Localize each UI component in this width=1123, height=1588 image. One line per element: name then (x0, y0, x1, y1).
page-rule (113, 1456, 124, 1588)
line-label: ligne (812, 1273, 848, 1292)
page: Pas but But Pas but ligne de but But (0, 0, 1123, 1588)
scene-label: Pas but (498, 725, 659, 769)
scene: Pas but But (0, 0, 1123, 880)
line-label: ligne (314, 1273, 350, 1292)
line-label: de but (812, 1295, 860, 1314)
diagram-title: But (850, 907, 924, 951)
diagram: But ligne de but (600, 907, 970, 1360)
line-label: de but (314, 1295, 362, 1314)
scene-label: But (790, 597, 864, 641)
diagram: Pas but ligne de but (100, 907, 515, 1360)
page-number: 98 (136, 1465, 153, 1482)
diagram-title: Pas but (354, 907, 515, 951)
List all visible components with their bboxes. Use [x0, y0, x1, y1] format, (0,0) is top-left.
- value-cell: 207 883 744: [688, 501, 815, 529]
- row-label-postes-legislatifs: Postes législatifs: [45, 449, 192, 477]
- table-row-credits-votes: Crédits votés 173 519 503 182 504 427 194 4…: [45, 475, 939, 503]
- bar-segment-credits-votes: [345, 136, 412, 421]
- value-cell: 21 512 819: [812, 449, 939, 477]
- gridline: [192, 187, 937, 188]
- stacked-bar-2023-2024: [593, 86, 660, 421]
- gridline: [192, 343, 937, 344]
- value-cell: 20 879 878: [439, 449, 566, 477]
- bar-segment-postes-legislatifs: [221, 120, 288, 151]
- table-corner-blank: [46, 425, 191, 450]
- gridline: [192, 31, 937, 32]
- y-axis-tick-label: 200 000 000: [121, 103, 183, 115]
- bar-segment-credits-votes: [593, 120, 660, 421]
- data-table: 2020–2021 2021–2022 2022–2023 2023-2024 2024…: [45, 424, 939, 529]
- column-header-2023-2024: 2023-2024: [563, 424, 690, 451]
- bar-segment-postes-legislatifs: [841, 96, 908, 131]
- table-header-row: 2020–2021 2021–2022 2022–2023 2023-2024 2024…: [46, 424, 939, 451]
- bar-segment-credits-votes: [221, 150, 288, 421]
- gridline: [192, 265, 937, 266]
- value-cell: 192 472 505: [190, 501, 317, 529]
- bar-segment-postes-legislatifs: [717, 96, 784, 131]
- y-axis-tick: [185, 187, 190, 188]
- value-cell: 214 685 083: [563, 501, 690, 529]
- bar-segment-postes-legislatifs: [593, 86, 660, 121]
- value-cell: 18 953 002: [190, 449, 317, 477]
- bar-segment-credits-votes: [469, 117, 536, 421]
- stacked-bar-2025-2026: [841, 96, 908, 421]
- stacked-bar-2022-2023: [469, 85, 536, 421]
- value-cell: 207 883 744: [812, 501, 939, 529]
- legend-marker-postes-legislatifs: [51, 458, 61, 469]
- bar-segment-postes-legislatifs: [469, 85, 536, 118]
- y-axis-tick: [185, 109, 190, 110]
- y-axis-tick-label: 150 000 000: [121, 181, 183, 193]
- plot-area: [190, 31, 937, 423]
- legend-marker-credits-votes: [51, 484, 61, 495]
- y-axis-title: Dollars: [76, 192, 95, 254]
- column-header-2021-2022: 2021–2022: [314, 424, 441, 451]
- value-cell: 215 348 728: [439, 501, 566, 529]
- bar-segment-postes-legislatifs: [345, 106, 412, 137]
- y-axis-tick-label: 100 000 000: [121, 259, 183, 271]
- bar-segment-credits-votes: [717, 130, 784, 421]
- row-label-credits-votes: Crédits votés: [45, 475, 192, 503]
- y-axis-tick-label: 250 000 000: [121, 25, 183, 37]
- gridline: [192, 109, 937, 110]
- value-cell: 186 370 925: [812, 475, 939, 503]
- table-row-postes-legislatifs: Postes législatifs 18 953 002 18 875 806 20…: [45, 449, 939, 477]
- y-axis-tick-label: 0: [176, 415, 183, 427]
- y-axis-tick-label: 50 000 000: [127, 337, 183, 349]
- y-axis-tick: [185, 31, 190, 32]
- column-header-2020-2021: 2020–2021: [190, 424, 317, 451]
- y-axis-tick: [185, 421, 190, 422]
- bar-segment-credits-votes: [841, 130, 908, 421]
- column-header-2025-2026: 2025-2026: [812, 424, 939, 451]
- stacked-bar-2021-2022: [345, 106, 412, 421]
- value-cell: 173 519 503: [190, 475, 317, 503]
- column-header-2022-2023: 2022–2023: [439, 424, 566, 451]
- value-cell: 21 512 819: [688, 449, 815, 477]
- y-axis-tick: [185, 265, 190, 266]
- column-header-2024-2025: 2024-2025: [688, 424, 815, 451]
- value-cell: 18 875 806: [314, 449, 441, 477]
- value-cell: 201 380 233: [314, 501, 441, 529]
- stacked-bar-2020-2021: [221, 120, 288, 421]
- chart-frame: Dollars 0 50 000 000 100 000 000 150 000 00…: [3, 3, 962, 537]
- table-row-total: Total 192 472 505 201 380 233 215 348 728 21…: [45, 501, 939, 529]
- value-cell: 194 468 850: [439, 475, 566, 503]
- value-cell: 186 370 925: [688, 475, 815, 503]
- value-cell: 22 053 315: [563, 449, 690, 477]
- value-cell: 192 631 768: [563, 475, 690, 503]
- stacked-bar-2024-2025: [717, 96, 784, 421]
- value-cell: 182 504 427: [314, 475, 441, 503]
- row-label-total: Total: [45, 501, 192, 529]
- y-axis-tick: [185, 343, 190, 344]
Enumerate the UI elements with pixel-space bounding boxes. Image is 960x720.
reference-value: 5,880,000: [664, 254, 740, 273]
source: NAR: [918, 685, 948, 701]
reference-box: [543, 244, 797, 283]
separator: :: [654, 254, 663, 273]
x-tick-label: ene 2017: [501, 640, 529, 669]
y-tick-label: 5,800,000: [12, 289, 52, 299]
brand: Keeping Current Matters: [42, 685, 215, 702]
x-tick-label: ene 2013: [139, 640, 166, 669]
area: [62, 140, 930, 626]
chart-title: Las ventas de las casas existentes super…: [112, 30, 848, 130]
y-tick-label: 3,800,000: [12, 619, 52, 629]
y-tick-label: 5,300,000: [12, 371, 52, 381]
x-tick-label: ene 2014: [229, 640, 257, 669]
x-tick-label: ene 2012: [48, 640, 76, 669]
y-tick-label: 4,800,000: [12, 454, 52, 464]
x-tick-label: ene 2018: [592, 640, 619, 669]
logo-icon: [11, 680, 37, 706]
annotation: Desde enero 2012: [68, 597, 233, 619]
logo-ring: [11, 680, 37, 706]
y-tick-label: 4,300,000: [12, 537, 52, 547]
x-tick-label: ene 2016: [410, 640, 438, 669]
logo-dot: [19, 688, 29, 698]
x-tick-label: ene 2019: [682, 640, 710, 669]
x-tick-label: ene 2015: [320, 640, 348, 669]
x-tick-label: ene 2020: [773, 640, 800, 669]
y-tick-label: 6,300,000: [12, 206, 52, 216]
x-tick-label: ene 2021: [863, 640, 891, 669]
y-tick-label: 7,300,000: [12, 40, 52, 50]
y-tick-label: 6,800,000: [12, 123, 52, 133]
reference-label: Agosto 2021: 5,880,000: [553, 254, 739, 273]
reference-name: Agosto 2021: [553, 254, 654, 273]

- - -

WORK TO BE COMPLETED: Please extract every line from the items above that contains the word "Total".

ANSWER TO THIS TASK:
- table-row-total: Total 192 472 505 201 380 233 215 348 728 21…: [45, 501, 939, 529]
- row-label-total: Total: [45, 501, 192, 529]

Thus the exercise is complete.